------ Data records ------
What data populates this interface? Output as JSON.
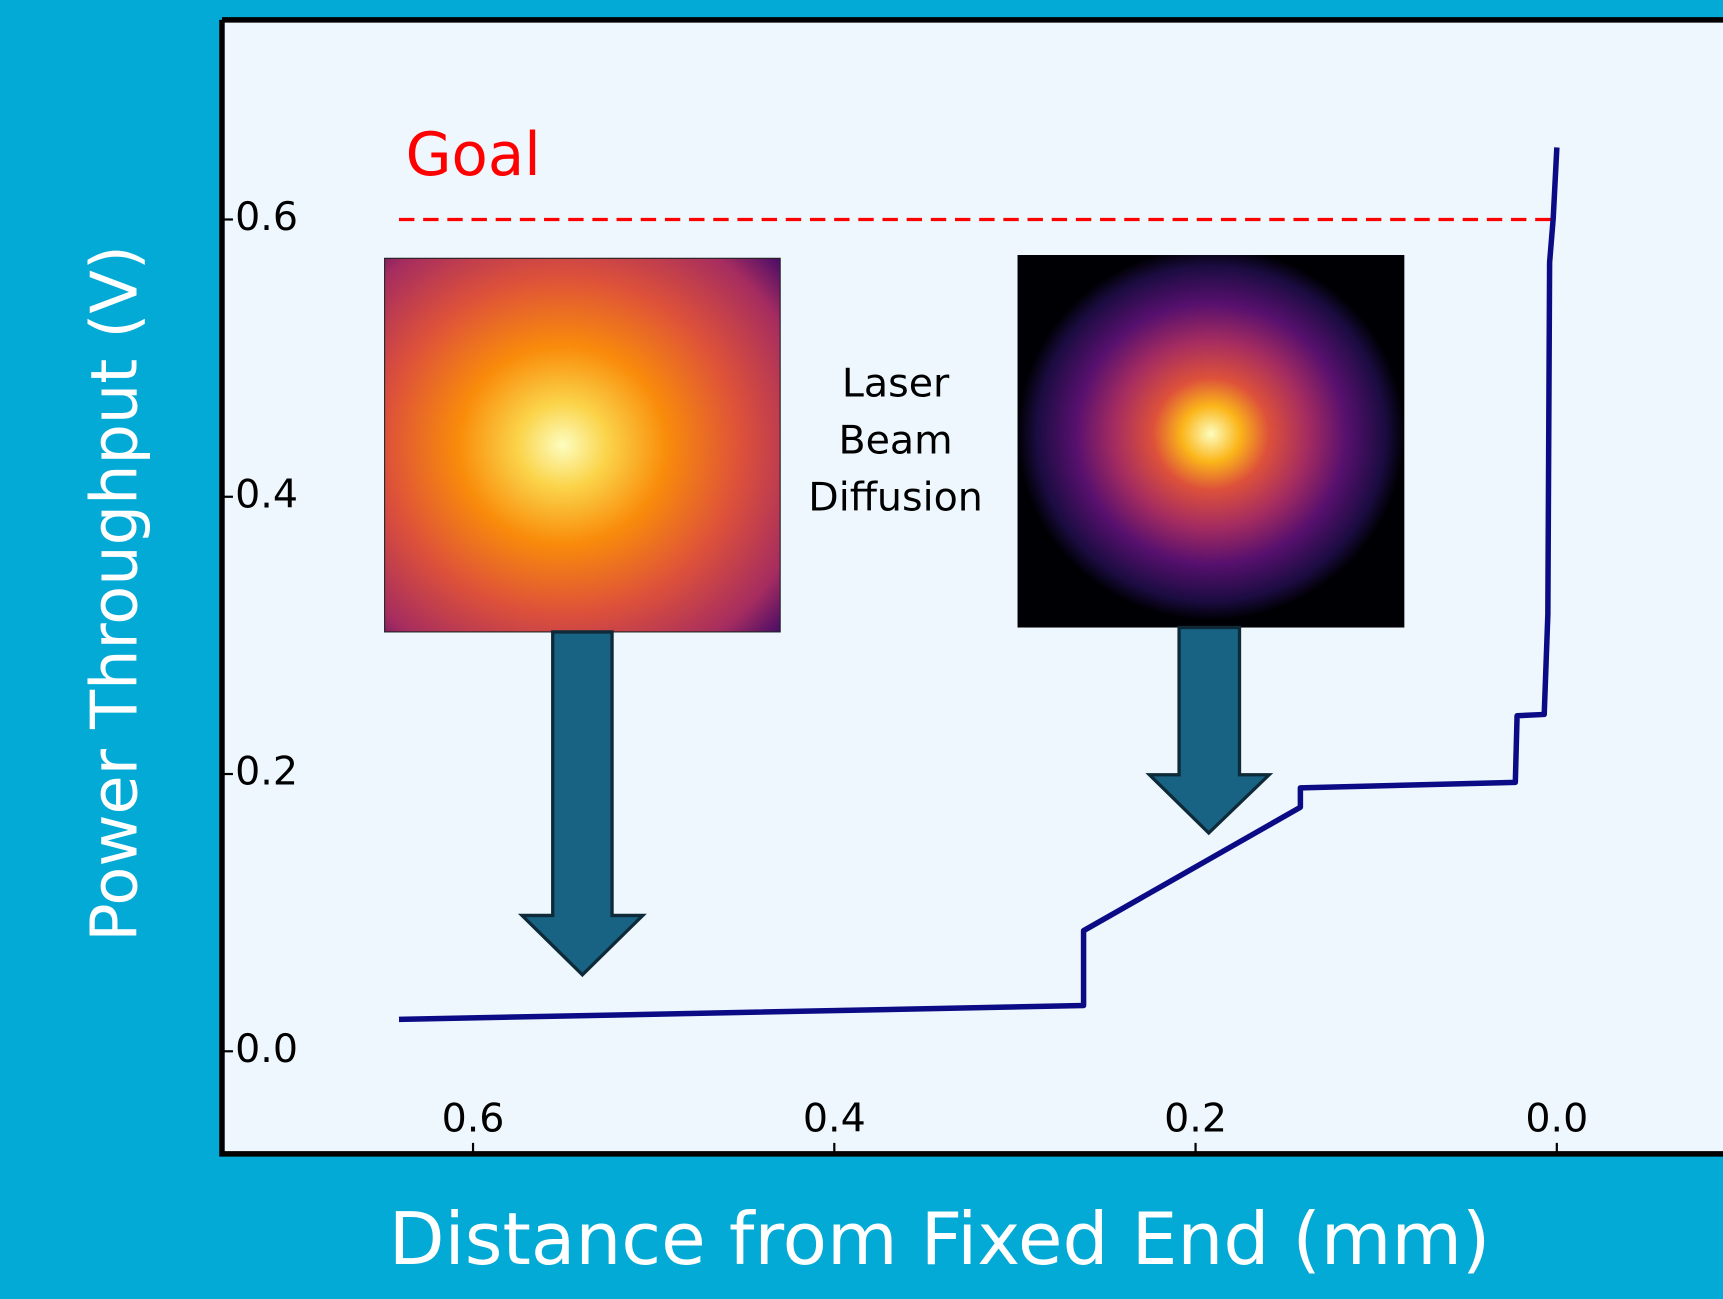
{
  "chart_data": {
    "type": "line",
    "x_label": "Distance from Fixed End (mm)",
    "y_label": "Power Throughput (V)",
    "x": [
      0.641,
      0.262,
      0.262,
      0.142,
      0.142,
      0.023,
      0.022,
      0.007,
      0.005,
      0.004,
      0.002,
      0.0
    ],
    "values": [
      0.023,
      0.033,
      0.087,
      0.176,
      0.19,
      0.194,
      0.242,
      0.243,
      0.315,
      0.569,
      0.601,
      0.652
    ],
    "color": "#0b0b85",
    "xlim": [
      0.739,
      -0.092
    ],
    "xticks": [
      0.6,
      0.4,
      0.2,
      {
        "value": 0,
        "label": "0.0"
      }
    ],
    "ylim": [
      -0.074,
      0.744
    ],
    "yticks": [
      {
        "value": 0,
        "label": "0.0"
      },
      0.2,
      0.4,
      0.6
    ],
    "goal": 0.6,
    "goal_label": "Goal",
    "goal_color": "#ff0000",
    "annotation_lines": [
      "Laser",
      "Beam",
      "Diffusion"
    ]
  }
}
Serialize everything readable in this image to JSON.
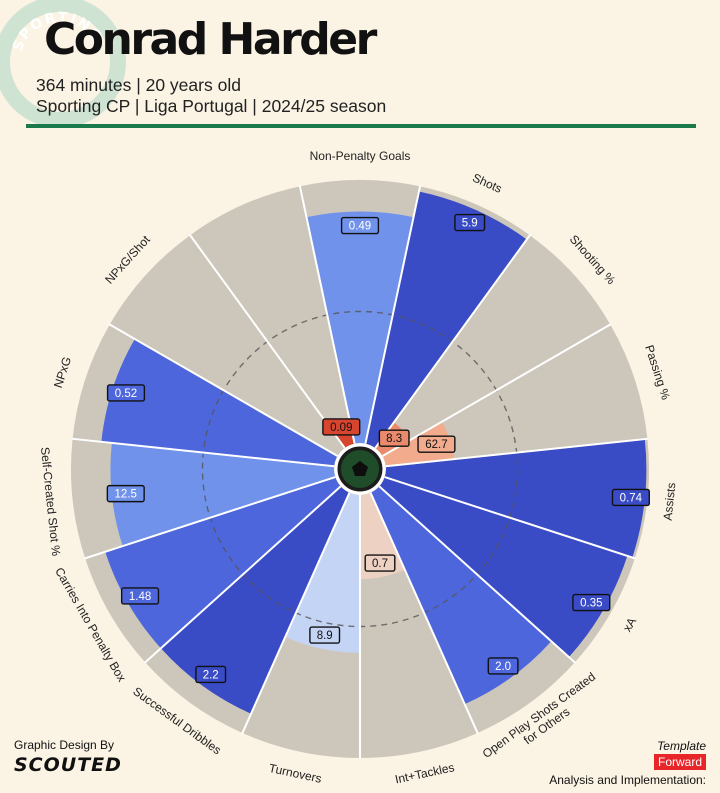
{
  "header": {
    "player_name": "Conrad Harder",
    "line1": "364 minutes | 20 years old",
    "line2": "Sporting CP | Liga Portugal | 2024/25 season",
    "logo_text": "SPORTING"
  },
  "footer": {
    "design_label": "Graphic Design By",
    "design_brand": "SCOUTED",
    "template_label": "Template",
    "template_value": "Forward",
    "analysis_label": "Analysis and Implementation:"
  },
  "colors": {
    "background": "#fbf3e4",
    "slice_background": "#cdc7bb",
    "accent_rule": "#1a7a4c",
    "blue_dark": "#3a4bc6",
    "blue_mid": "#4d66dc",
    "blue_light": "#7092ea",
    "blue_pale": "#c4d4f4",
    "red": "#d8452f",
    "salmon": "#ea8a6c",
    "salmon_pale": "#f2ab8c",
    "peach_pale": "#edd2c3"
  },
  "chart_data": {
    "type": "pie",
    "variant": "radial percentile pizza",
    "percentile_range": [
      0,
      100
    ],
    "reference_line": 50,
    "slices": [
      {
        "label": "Non-Penalty Goals",
        "value": "0.49",
        "percentile": 88,
        "color": "#7092ea"
      },
      {
        "label": "Shots",
        "value": "5.9",
        "percentile": 98,
        "color": "#3a4bc6"
      },
      {
        "label": "Shooting %",
        "value": "8.3",
        "percentile": 12,
        "color": "#ea8a6c"
      },
      {
        "label": "Passing %",
        "value": "62.7",
        "percentile": 26,
        "color": "#f2ab8c"
      },
      {
        "label": "Assists",
        "value": "0.74",
        "percentile": 99,
        "color": "#3a4bc6"
      },
      {
        "label": "xA",
        "value": "0.35",
        "percentile": 97,
        "color": "#3a4bc6"
      },
      {
        "label": "Open Play Shots Created for Others",
        "value": "2.0",
        "percentile": 88,
        "color": "#4d66dc"
      },
      {
        "label": "Int+Tackles",
        "value": "0.7",
        "percentile": 32,
        "color": "#edd2c3"
      },
      {
        "label": "Turnovers",
        "value": "8.9",
        "percentile": 60,
        "color": "#c4d4f4"
      },
      {
        "label": "Successful Dribbles",
        "value": "2.2",
        "percentile": 92,
        "color": "#3a4bc6"
      },
      {
        "label": "Carries Into Penalty Box",
        "value": "1.48",
        "percentile": 92,
        "color": "#4d66dc"
      },
      {
        "label": "Self-Created Shot %",
        "value": "12.5",
        "percentile": 85,
        "color": "#7092ea"
      },
      {
        "label": "NPxG",
        "value": "0.52",
        "percentile": 89,
        "color": "#4d66dc"
      },
      {
        "label": "NPxG/Shot",
        "value": "",
        "percentile": 0,
        "color": "#cdc7bb"
      },
      {
        "label": "",
        "value": "0.09",
        "percentile": 10,
        "color": "#d8452f"
      }
    ]
  }
}
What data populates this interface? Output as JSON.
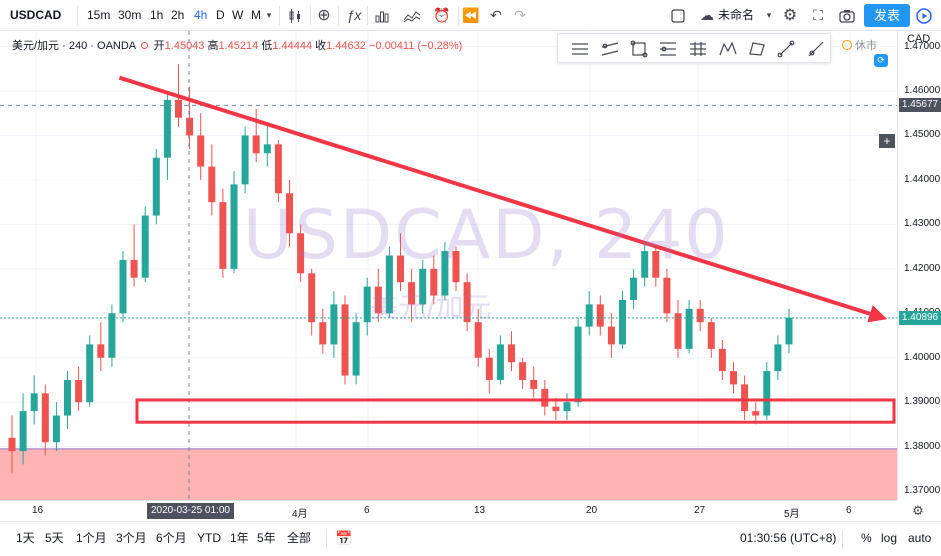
{
  "toolbar": {
    "symbol": "USDCAD",
    "intervals": [
      "15m",
      "30m",
      "1h",
      "2h",
      "4h",
      "D",
      "W",
      "M"
    ],
    "active_interval": "4h",
    "layout_name": "未命名",
    "publish_label": "发表"
  },
  "legend": {
    "pair_name": "美元/加元",
    "interval": "240",
    "source": "OANDA",
    "open_label": "开",
    "open": "1.45043",
    "high_label": "高",
    "high": "1.45214",
    "low_label": "低",
    "low": "1.44444",
    "close_label": "收",
    "close": "1.44632",
    "change": "−0.00411 (−0.28%)"
  },
  "watermark": {
    "symbol": "USDCAD, 240",
    "name": "美元/加元"
  },
  "market_status": "休市",
  "price_axis": {
    "currency": "CAD",
    "ticks": [
      "1.47000",
      "1.46000",
      "1.45000",
      "1.44000",
      "1.43000",
      "1.42000",
      "1.41000",
      "1.40000",
      "1.39000",
      "1.38000",
      "1.37000"
    ],
    "crosshair_price": "1.45677",
    "last_price": "1.40896"
  },
  "time_axis": {
    "ticks": [
      "16",
      "4月",
      "6",
      "13",
      "20",
      "27",
      "5月",
      "6"
    ],
    "crosshair_time": "2020-03-25   01:00"
  },
  "bottom_bar": {
    "ranges": [
      "1天",
      "5天",
      "1个月",
      "3个月",
      "6个月",
      "YTD",
      "1年",
      "5年",
      "全部"
    ],
    "clock": "01:30:56 (UTC+8)",
    "percent": "%",
    "log": "log",
    "auto": "auto"
  },
  "colors": {
    "up": "#26a69a",
    "down": "#ef5350",
    "accent": "#2962ff",
    "annotation": "#f23645",
    "zone": "#ffb0b0"
  },
  "chart_data": {
    "type": "candlestick",
    "ylim": [
      1.368,
      1.4735
    ],
    "candles": [
      [
        1.382,
        1.387,
        1.374,
        1.379
      ],
      [
        1.379,
        1.392,
        1.376,
        1.388
      ],
      [
        1.388,
        1.396,
        1.385,
        1.392
      ],
      [
        1.392,
        1.394,
        1.378,
        1.381
      ],
      [
        1.381,
        1.39,
        1.379,
        1.387
      ],
      [
        1.387,
        1.397,
        1.384,
        1.395
      ],
      [
        1.395,
        1.398,
        1.388,
        1.39
      ],
      [
        1.39,
        1.405,
        1.389,
        1.403
      ],
      [
        1.403,
        1.408,
        1.397,
        1.4
      ],
      [
        1.4,
        1.412,
        1.398,
        1.41
      ],
      [
        1.41,
        1.424,
        1.408,
        1.422
      ],
      [
        1.422,
        1.43,
        1.416,
        1.418
      ],
      [
        1.418,
        1.434,
        1.417,
        1.432
      ],
      [
        1.432,
        1.447,
        1.43,
        1.445
      ],
      [
        1.445,
        1.46,
        1.44,
        1.458
      ],
      [
        1.458,
        1.466,
        1.452,
        1.454
      ],
      [
        1.454,
        1.461,
        1.447,
        1.45
      ],
      [
        1.45,
        1.455,
        1.44,
        1.443
      ],
      [
        1.443,
        1.448,
        1.432,
        1.435
      ],
      [
        1.435,
        1.438,
        1.418,
        1.42
      ],
      [
        1.42,
        1.442,
        1.419,
        1.439
      ],
      [
        1.439,
        1.452,
        1.437,
        1.45
      ],
      [
        1.45,
        1.456,
        1.444,
        1.446
      ],
      [
        1.446,
        1.453,
        1.443,
        1.448
      ],
      [
        1.448,
        1.449,
        1.435,
        1.437
      ],
      [
        1.437,
        1.44,
        1.425,
        1.428
      ],
      [
        1.428,
        1.43,
        1.417,
        1.419
      ],
      [
        1.419,
        1.42,
        1.405,
        1.408
      ],
      [
        1.408,
        1.411,
        1.401,
        1.403
      ],
      [
        1.403,
        1.415,
        1.4,
        1.412
      ],
      [
        1.412,
        1.414,
        1.394,
        1.396
      ],
      [
        1.396,
        1.41,
        1.394,
        1.408
      ],
      [
        1.408,
        1.418,
        1.405,
        1.416
      ],
      [
        1.416,
        1.42,
        1.408,
        1.41
      ],
      [
        1.41,
        1.425,
        1.409,
        1.423
      ],
      [
        1.423,
        1.428,
        1.415,
        1.417
      ],
      [
        1.417,
        1.42,
        1.408,
        1.412
      ],
      [
        1.412,
        1.422,
        1.41,
        1.42
      ],
      [
        1.42,
        1.423,
        1.412,
        1.414
      ],
      [
        1.414,
        1.426,
        1.413,
        1.424
      ],
      [
        1.424,
        1.425,
        1.415,
        1.417
      ],
      [
        1.417,
        1.419,
        1.406,
        1.408
      ],
      [
        1.408,
        1.411,
        1.398,
        1.4
      ],
      [
        1.4,
        1.402,
        1.392,
        1.395
      ],
      [
        1.395,
        1.405,
        1.394,
        1.403
      ],
      [
        1.403,
        1.406,
        1.397,
        1.399
      ],
      [
        1.399,
        1.4,
        1.393,
        1.395
      ],
      [
        1.395,
        1.398,
        1.391,
        1.393
      ],
      [
        1.393,
        1.395,
        1.387,
        1.389
      ],
      [
        1.389,
        1.391,
        1.386,
        1.388
      ],
      [
        1.388,
        1.392,
        1.386,
        1.39
      ],
      [
        1.39,
        1.409,
        1.389,
        1.407
      ],
      [
        1.407,
        1.415,
        1.405,
        1.412
      ],
      [
        1.412,
        1.414,
        1.405,
        1.407
      ],
      [
        1.407,
        1.41,
        1.4,
        1.403
      ],
      [
        1.403,
        1.415,
        1.402,
        1.413
      ],
      [
        1.413,
        1.42,
        1.411,
        1.418
      ],
      [
        1.418,
        1.426,
        1.416,
        1.424
      ],
      [
        1.424,
        1.425,
        1.416,
        1.418
      ],
      [
        1.418,
        1.42,
        1.408,
        1.41
      ],
      [
        1.41,
        1.413,
        1.4,
        1.402
      ],
      [
        1.402,
        1.413,
        1.401,
        1.411
      ],
      [
        1.411,
        1.413,
        1.406,
        1.408
      ],
      [
        1.408,
        1.409,
        1.4,
        1.402
      ],
      [
        1.402,
        1.404,
        1.395,
        1.397
      ],
      [
        1.397,
        1.399,
        1.392,
        1.394
      ],
      [
        1.394,
        1.396,
        1.386,
        1.388
      ],
      [
        1.388,
        1.39,
        1.385,
        1.387
      ],
      [
        1.387,
        1.399,
        1.386,
        1.397
      ],
      [
        1.397,
        1.405,
        1.395,
        1.403
      ],
      [
        1.403,
        1.411,
        1.401,
        1.409
      ]
    ],
    "trendline": {
      "from": [
        14,
        1.463
      ],
      "to": [
        80,
        1.409
      ]
    },
    "support_zone": [
      1.3855,
      1.3905
    ],
    "shaded_zone_top": 1.3795
  }
}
------
» **Request**:
Return only those lines of the records that contain the string "from".

» **Task solution**:
    "x_label": "Distance from Fixed End (mm)",
      "from": [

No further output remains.